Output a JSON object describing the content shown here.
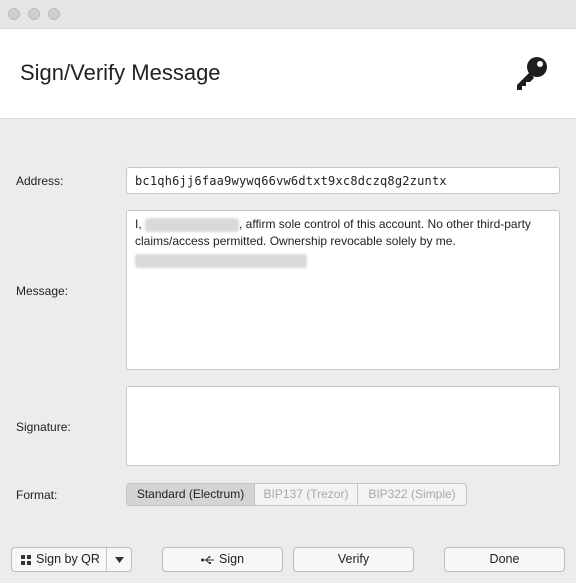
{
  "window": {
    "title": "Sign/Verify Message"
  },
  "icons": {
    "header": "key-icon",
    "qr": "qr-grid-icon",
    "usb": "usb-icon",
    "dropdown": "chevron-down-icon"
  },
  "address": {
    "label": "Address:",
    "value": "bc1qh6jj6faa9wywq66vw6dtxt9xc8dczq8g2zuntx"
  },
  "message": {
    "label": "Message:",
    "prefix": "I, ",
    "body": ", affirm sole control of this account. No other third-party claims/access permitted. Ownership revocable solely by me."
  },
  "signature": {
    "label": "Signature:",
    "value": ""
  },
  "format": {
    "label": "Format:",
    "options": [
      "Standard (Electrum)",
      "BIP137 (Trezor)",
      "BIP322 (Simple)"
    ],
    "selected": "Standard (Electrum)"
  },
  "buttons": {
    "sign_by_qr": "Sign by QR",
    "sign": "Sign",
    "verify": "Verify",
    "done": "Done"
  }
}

============

■ Objective: Of the lines above, copy each that contains "label".

■ Finished exercise:
    "label": "Address:",
    "label": "Message:",
    "label": "Signature:",
    "label": "Format:",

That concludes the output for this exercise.